> **Exercise aim**:
Write out each line in which the string "JSON" is present.

> **Stored items from a collection**:
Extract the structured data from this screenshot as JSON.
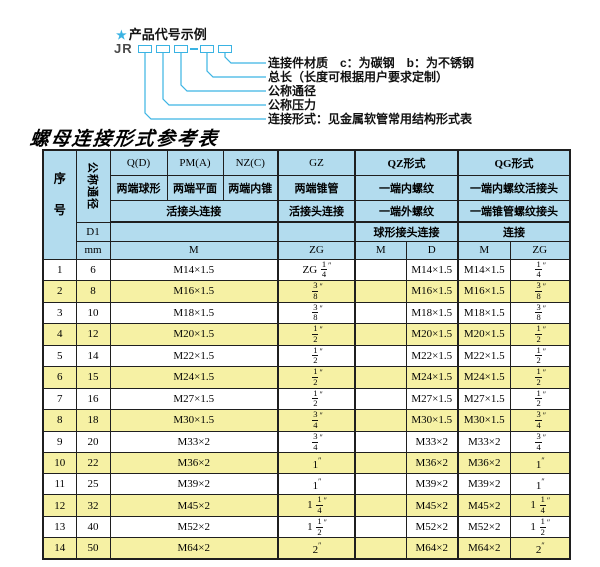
{
  "diagram": {
    "star": "★",
    "title": "产品代号示例",
    "code_prefix": "JR",
    "labels": [
      "连接件材质　c：为碳钢　b：为不锈钢",
      "总长（长度可根据用户要求定制）",
      "公称通径",
      "公称压力",
      "连接形式：见金属软管常用结构形式表"
    ]
  },
  "table": {
    "title": "螺母连接形式参考表",
    "header": {
      "seq": "序号",
      "dn": "公称通径",
      "d1": "D1",
      "mm": "mm",
      "col_qd": "Q(D)",
      "col_pm": "PM(A)",
      "col_nz": "NZ(C)",
      "col_gz": "GZ",
      "col_qz": "QZ形式",
      "col_qg": "QG形式",
      "qd_desc": "两端球形",
      "pm_desc": "两端平面",
      "nz_desc": "两端内锥",
      "gz_desc": "两端锥管",
      "qz_desc1": "一端内螺纹",
      "qg_desc1": "一端内螺纹活接头",
      "union_conn": "活接头连接",
      "gz_conn": "活接头连接",
      "qz_desc2": "一端外螺纹",
      "qg_desc2": "一端锥管螺纹接头",
      "qz_conn": "球形接头连接",
      "qg_conn": "连接",
      "m1": "M",
      "zg1": "ZG",
      "m2": "M",
      "d": "D",
      "m3": "M",
      "zg2": "ZG"
    },
    "rows": [
      [
        "1",
        "6",
        "M14×1.5",
        "ZG 1/4″",
        "",
        "M14×1.5",
        "M14×1.5",
        "1/4″"
      ],
      [
        "2",
        "8",
        "M16×1.5",
        "3/8″",
        "",
        "M16×1.5",
        "M16×1.5",
        "3/8″"
      ],
      [
        "3",
        "10",
        "M18×1.5",
        "3/8″",
        "",
        "M18×1.5",
        "M18×1.5",
        "3/8″"
      ],
      [
        "4",
        "12",
        "M20×1.5",
        "1/2″",
        "",
        "M20×1.5",
        "M20×1.5",
        "1/2″"
      ],
      [
        "5",
        "14",
        "M22×1.5",
        "1/2″",
        "",
        "M22×1.5",
        "M22×1.5",
        "1/2″"
      ],
      [
        "6",
        "15",
        "M24×1.5",
        "1/2″",
        "",
        "M24×1.5",
        "M24×1.5",
        "1/2″"
      ],
      [
        "7",
        "16",
        "M27×1.5",
        "1/2″",
        "",
        "M27×1.5",
        "M27×1.5",
        "1/2″"
      ],
      [
        "8",
        "18",
        "M30×1.5",
        "3/4″",
        "",
        "M30×1.5",
        "M30×1.5",
        "3/4″"
      ],
      [
        "9",
        "20",
        "M33×2",
        "3/4″",
        "",
        "M33×2",
        "M33×2",
        "3/4″"
      ],
      [
        "10",
        "22",
        "M36×2",
        "1″",
        "",
        "M36×2",
        "M36×2",
        "1″"
      ],
      [
        "11",
        "25",
        "M39×2",
        "1″",
        "",
        "M39×2",
        "M39×2",
        "1″"
      ],
      [
        "12",
        "32",
        "M45×2",
        "1 1/4″",
        "",
        "M45×2",
        "M45×2",
        "1 1/4″"
      ],
      [
        "13",
        "40",
        "M52×2",
        "1 1/2″",
        "",
        "M52×2",
        "M52×2",
        "1 1/2″"
      ],
      [
        "14",
        "50",
        "M64×2",
        "2″",
        "",
        "M64×2",
        "M64×2",
        "2″"
      ]
    ]
  },
  "colors": {
    "accent_cyan": "#3ab3e3",
    "header_blue": "#b3dcee",
    "row_yellow": "#f6f1a4",
    "border": "#1f1f1f"
  }
}
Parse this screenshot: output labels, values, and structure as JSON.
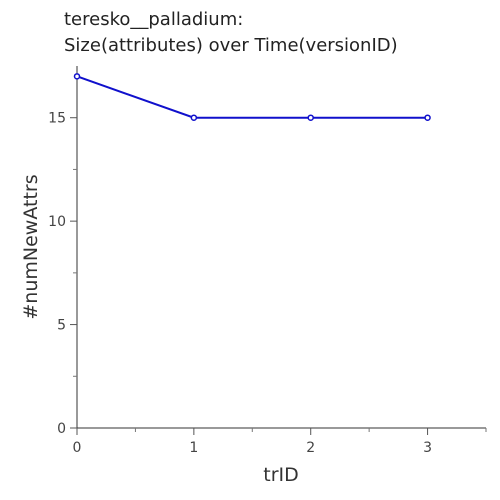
{
  "chart_data": {
    "type": "line",
    "title_lines": [
      "teresko__palladium:",
      "Size(attributes) over Time(versionID)"
    ],
    "xlabel": "trID",
    "ylabel": "#numNewAttrs",
    "x": [
      0,
      1,
      2,
      3
    ],
    "xlim": [
      0,
      3.5
    ],
    "ylim": [
      0,
      17.5
    ],
    "x_ticks": [
      0,
      1,
      2,
      3
    ],
    "x_minor_ticks": [
      0.5,
      1.5,
      2.5,
      3.5
    ],
    "y_ticks": [
      0,
      5,
      10,
      15
    ],
    "y_minor_ticks": [
      2.5,
      7.5,
      12.5
    ],
    "series": [
      {
        "values": [
          17,
          15,
          15,
          15
        ],
        "color": "#1010cc"
      }
    ],
    "grid": false,
    "legend": "none"
  }
}
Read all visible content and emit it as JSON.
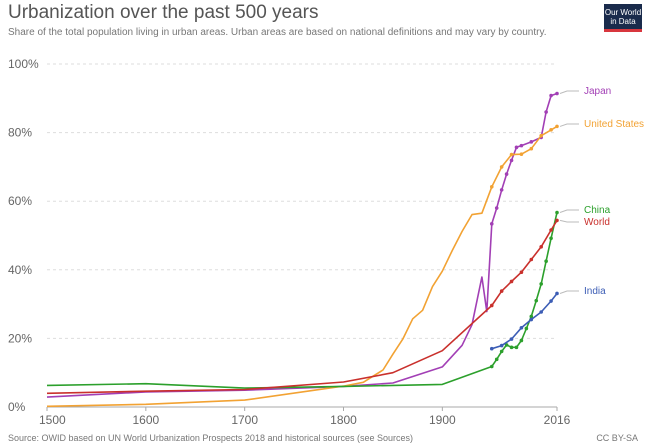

> **Answer to the problem**:
Extract the structured data from this screenshot as JSON.
Parse this screenshot: output labels, values, and structure as JSON.
Read all visible content and emit it as JSON.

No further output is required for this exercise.